## Short exercise
Copy out each line featuring the string "Wave" from the entries beneath.

## Task data
------------------------
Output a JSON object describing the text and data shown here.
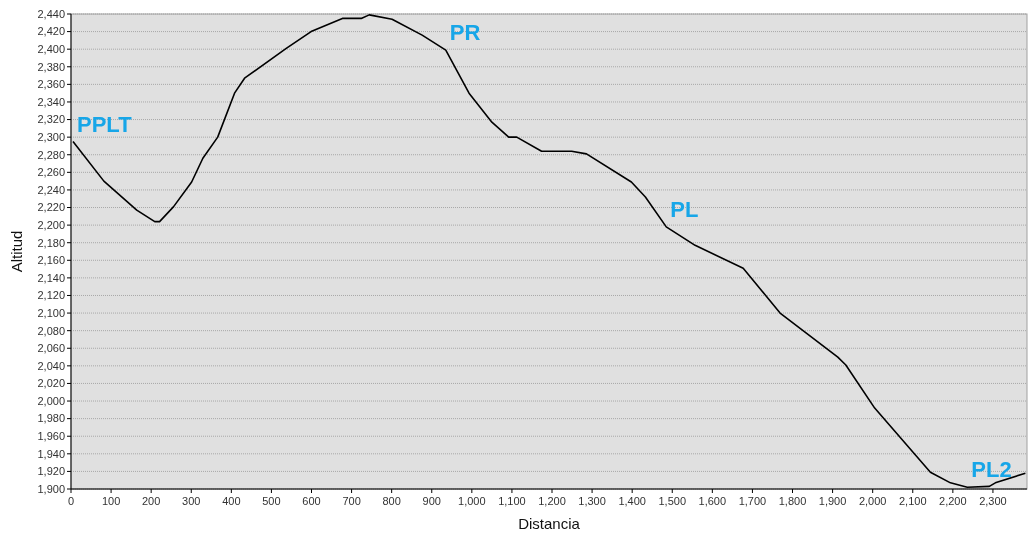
{
  "chart_data": {
    "type": "line",
    "xlabel": "Distancia",
    "ylabel": "Altitud",
    "x": [
      5,
      82,
      164,
      209,
      221,
      256,
      301,
      329,
      366,
      408,
      433,
      537,
      599,
      677,
      724,
      744,
      801,
      876,
      935,
      993,
      1050,
      1092,
      1112,
      1174,
      1249,
      1286,
      1398,
      1433,
      1485,
      1557,
      1677,
      1769,
      1913,
      1933,
      2005,
      2144,
      2194,
      2236,
      2291,
      2306,
      2381
    ],
    "series": [
      {
        "color": "#000000",
        "values": [
          2295,
          2250,
          2217,
          2204,
          2204,
          2221,
          2249,
          2276,
          2300,
          2350,
          2367,
          2401,
          2420,
          2435,
          2435,
          2439,
          2434,
          2416,
          2399,
          2350,
          2317,
          2300,
          2300,
          2284,
          2284,
          2281,
          2249,
          2232,
          2198,
          2177,
          2151,
          2100,
          2050,
          2041,
          1992,
          1919,
          1907,
          1902,
          1903,
          1907,
          1918
        ]
      }
    ],
    "xlim": [
      0,
      2385
    ],
    "xticks": [
      0,
      100,
      200,
      300,
      400,
      500,
      600,
      700,
      800,
      900,
      {
        "value": 1000,
        "label": "1,000"
      },
      {
        "value": 1100,
        "label": "1,100"
      },
      {
        "value": 1200,
        "label": "1,200"
      },
      {
        "value": 1300,
        "label": "1,300"
      },
      {
        "value": 1400,
        "label": "1,400"
      },
      {
        "value": 1500,
        "label": "1,500"
      },
      {
        "value": 1600,
        "label": "1,600"
      },
      {
        "value": 1700,
        "label": "1,700"
      },
      {
        "value": 1800,
        "label": "1,800"
      },
      {
        "value": 1900,
        "label": "1,900"
      },
      {
        "value": 2000,
        "label": "2,000"
      },
      {
        "value": 2100,
        "label": "2,100"
      },
      {
        "value": 2200,
        "label": "2,200"
      },
      {
        "value": 2300,
        "label": "2,300"
      }
    ],
    "ylim": [
      1900,
      2440
    ],
    "yticks": [
      {
        "value": 1900,
        "label": "1,900"
      },
      {
        "value": 1920,
        "label": "1,920"
      },
      {
        "value": 1940,
        "label": "1,940"
      },
      {
        "value": 1960,
        "label": "1,960"
      },
      {
        "value": 1980,
        "label": "1,980"
      },
      {
        "value": 2000,
        "label": "2,000"
      },
      {
        "value": 2020,
        "label": "2,020"
      },
      {
        "value": 2040,
        "label": "2,040"
      },
      {
        "value": 2060,
        "label": "2,060"
      },
      {
        "value": 2080,
        "label": "2,080"
      },
      {
        "value": 2100,
        "label": "2,100"
      },
      {
        "value": 2120,
        "label": "2,120"
      },
      {
        "value": 2140,
        "label": "2,140"
      },
      {
        "value": 2160,
        "label": "2,160"
      },
      {
        "value": 2180,
        "label": "2,180"
      },
      {
        "value": 2200,
        "label": "2,200"
      },
      {
        "value": 2220,
        "label": "2,220"
      },
      {
        "value": 2240,
        "label": "2,240"
      },
      {
        "value": 2260,
        "label": "2,260"
      },
      {
        "value": 2280,
        "label": "2,280"
      },
      {
        "value": 2300,
        "label": "2,300"
      },
      {
        "value": 2320,
        "label": "2,320"
      },
      {
        "value": 2340,
        "label": "2,340"
      },
      {
        "value": 2360,
        "label": "2,360"
      },
      {
        "value": 2380,
        "label": "2,380"
      },
      {
        "value": 2400,
        "label": "2,400"
      },
      {
        "value": 2420,
        "label": "2,420"
      },
      {
        "value": 2440,
        "label": "2,440"
      }
    ],
    "grid": "y",
    "marker": "none",
    "line_style": "solid",
    "annotations": [
      {
        "text": "PPLT",
        "x": 5,
        "y": 2295
      },
      {
        "text": "PR",
        "x": 935,
        "y": 2399
      },
      {
        "text": "PL",
        "x": 1485,
        "y": 2198
      },
      {
        "text": "PL2",
        "x": 2236,
        "y": 1902
      }
    ]
  }
}
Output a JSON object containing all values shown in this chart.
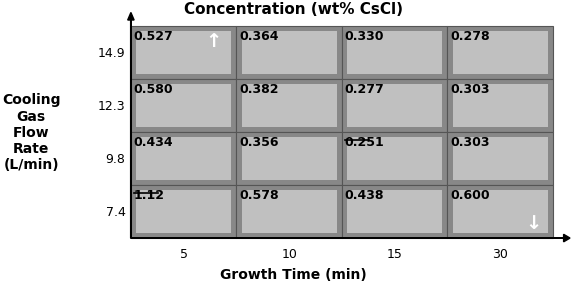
{
  "title": "Concentration (wt% CsCl)",
  "xlabel": "Growth Time (min)",
  "ylabel_lines": [
    "Cooling",
    "Gas",
    "Flow",
    "Rate",
    "(L/min)"
  ],
  "x_ticks": [
    5,
    10,
    15,
    30
  ],
  "y_ticks": [
    7.4,
    9.8,
    12.3,
    14.9
  ],
  "concentrations": [
    [
      "0.527",
      "0.364",
      "0.330",
      "0.278"
    ],
    [
      "0.580",
      "0.382",
      "0.277",
      "0.303"
    ],
    [
      "0.434",
      "0.356",
      "0.251",
      "0.303"
    ],
    [
      "1.12",
      "0.578",
      "0.438",
      "0.600"
    ]
  ],
  "arrow_up_cell": [
    0,
    0
  ],
  "arrow_down_cell": [
    3,
    3
  ],
  "underline_cells": [
    [
      3,
      0
    ],
    [
      2,
      2
    ]
  ],
  "bg_color": "#ffffff",
  "grid_color": "#555555",
  "cell_bg_dark": "#888888",
  "cell_bg_light": "#c0c0c0",
  "text_color": "#000000",
  "title_fontsize": 11,
  "label_fontsize": 10,
  "tick_fontsize": 9,
  "conc_fontsize": 9
}
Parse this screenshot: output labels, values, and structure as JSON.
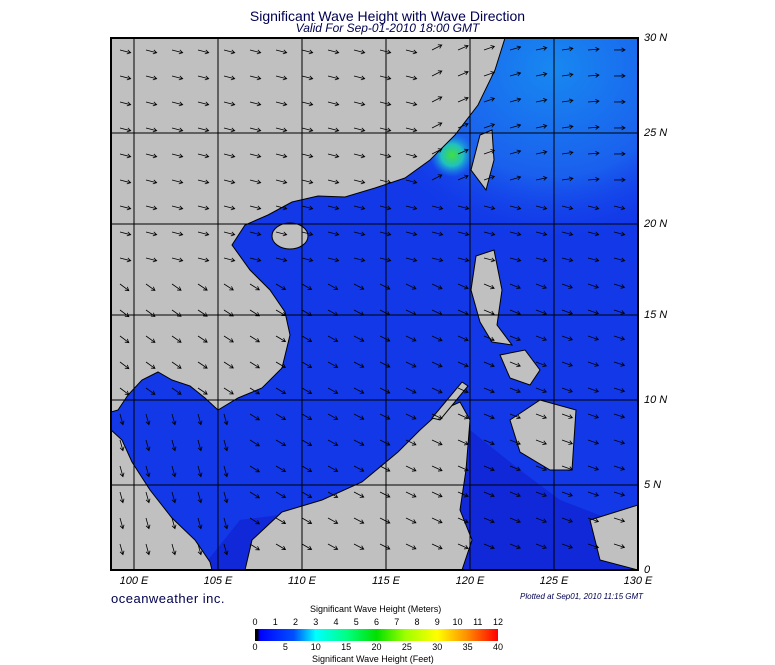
{
  "title": "Significant Wave Height with Wave Direction",
  "subtitle": "Valid For Sep-01-2010 18:00 GMT",
  "lat_labels": [
    "30 N",
    "25 N",
    "20 N",
    "15 N",
    "10 N",
    "5 N",
    "0"
  ],
  "lon_labels": [
    "100 E",
    "105 E",
    "110 E",
    "115 E",
    "120 E",
    "125 E",
    "130 E"
  ],
  "brand": "oceanweather inc.",
  "plotted": "Plotted at Sep01, 2010 11:15 GMT",
  "colorbar": {
    "meters_title": "Significant Wave Height (Meters)",
    "meters_ticks": [
      "0",
      "1",
      "2",
      "3",
      "4",
      "5",
      "6",
      "7",
      "8",
      "9",
      "10",
      "11",
      "12"
    ],
    "feet_title": "Significant Wave Height (Feet)",
    "feet_ticks": [
      "0",
      "5",
      "10",
      "15",
      "20",
      "25",
      "30",
      "35",
      "40"
    ]
  },
  "colors": {
    "land": "#c0c0c0",
    "ocean_low": "#1030e8",
    "ocean_mid": "#1878f0",
    "peak": "#40e040"
  }
}
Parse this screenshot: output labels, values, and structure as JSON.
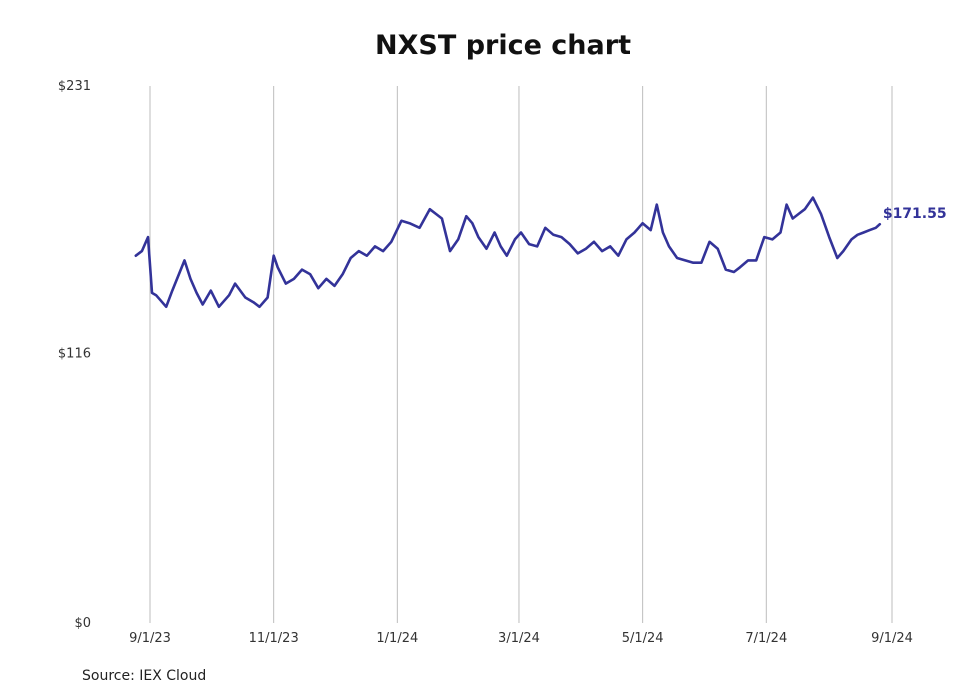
{
  "chart_data": {
    "type": "line",
    "title": "NXST price chart",
    "source": "Source: IEX Cloud",
    "y_tick_labels": [
      "$0",
      "$116",
      "$231"
    ],
    "y_ticks": [
      0,
      116,
      231
    ],
    "ylim": [
      0,
      231
    ],
    "x_tick_labels": [
      "9/1/23",
      "11/1/23",
      "1/1/24",
      "3/1/24",
      "5/1/24",
      "7/1/24",
      "9/1/24"
    ],
    "x_ticks": [
      "2023-09-01",
      "2023-11-01",
      "2024-01-01",
      "2024-03-01",
      "2024-05-01",
      "2024-07-01",
      "2024-09-01"
    ],
    "xlim": [
      "2023-08-25",
      "2024-09-01"
    ],
    "grid": "vertical",
    "line_color": "#333399",
    "last_value_label": "$171.55",
    "series": [
      {
        "x": [
          "2023-08-25",
          "2023-08-28",
          "2023-08-31",
          "2023-09-02",
          "2023-09-04",
          "2023-09-09",
          "2023-09-12",
          "2023-09-18",
          "2023-09-21",
          "2023-09-24",
          "2023-09-27",
          "2023-10-01",
          "2023-10-05",
          "2023-10-10",
          "2023-10-13",
          "2023-10-18",
          "2023-10-22",
          "2023-10-25",
          "2023-10-29",
          "2023-11-01",
          "2023-11-03",
          "2023-11-07",
          "2023-11-11",
          "2023-11-15",
          "2023-11-19",
          "2023-11-23",
          "2023-11-27",
          "2023-12-01",
          "2023-12-05",
          "2023-12-09",
          "2023-12-13",
          "2023-12-17",
          "2023-12-21",
          "2023-12-25",
          "2023-12-29",
          "2024-01-03",
          "2024-01-07",
          "2024-01-12",
          "2024-01-17",
          "2024-01-20",
          "2024-01-23",
          "2024-01-27",
          "2024-01-31",
          "2024-02-04",
          "2024-02-07",
          "2024-02-10",
          "2024-02-14",
          "2024-02-18",
          "2024-02-21",
          "2024-02-24",
          "2024-02-28",
          "2024-03-02",
          "2024-03-06",
          "2024-03-10",
          "2024-03-14",
          "2024-03-18",
          "2024-03-22",
          "2024-03-26",
          "2024-03-30",
          "2024-04-03",
          "2024-04-07",
          "2024-04-11",
          "2024-04-15",
          "2024-04-19",
          "2024-04-23",
          "2024-04-27",
          "2024-05-01",
          "2024-05-05",
          "2024-05-08",
          "2024-05-11",
          "2024-05-14",
          "2024-05-18",
          "2024-05-22",
          "2024-05-26",
          "2024-05-30",
          "2024-06-03",
          "2024-06-07",
          "2024-06-11",
          "2024-06-15",
          "2024-06-18",
          "2024-06-22",
          "2024-06-26",
          "2024-06-30",
          "2024-07-04",
          "2024-07-08",
          "2024-07-11",
          "2024-07-14",
          "2024-07-17",
          "2024-07-20",
          "2024-07-24",
          "2024-07-28",
          "2024-08-01",
          "2024-08-05",
          "2024-08-08",
          "2024-08-12",
          "2024-08-15",
          "2024-08-18",
          "2024-08-21",
          "2024-08-24",
          "2024-08-26"
        ],
        "values": [
          158,
          160,
          166,
          142,
          141,
          136,
          143,
          156,
          148,
          142,
          137,
          143,
          136,
          141,
          146,
          140,
          138,
          136,
          140,
          158,
          153,
          146,
          148,
          152,
          150,
          144,
          148,
          145,
          150,
          157,
          160,
          158,
          162,
          160,
          164,
          173,
          172,
          170,
          178,
          176,
          174,
          160,
          165,
          175,
          172,
          166,
          161,
          168,
          162,
          158,
          165,
          168,
          163,
          162,
          170,
          167,
          166,
          163,
          159,
          161,
          164,
          160,
          162,
          158,
          165,
          168,
          172,
          169,
          180,
          168,
          162,
          157,
          156,
          155,
          155,
          164,
          161,
          152,
          151,
          153,
          156,
          156,
          166,
          165,
          168,
          180,
          174,
          176,
          178,
          183,
          176,
          166,
          157,
          160,
          165,
          167,
          168,
          169,
          170,
          171.55
        ]
      }
    ]
  }
}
------------------------
## Response for this exercise
  "title": "Significant Wave Height with Wave Direction",
    "meters_title": "Significant Wave Height (Meters)",
    "feet_title": "Significant Wave Height (Feet)",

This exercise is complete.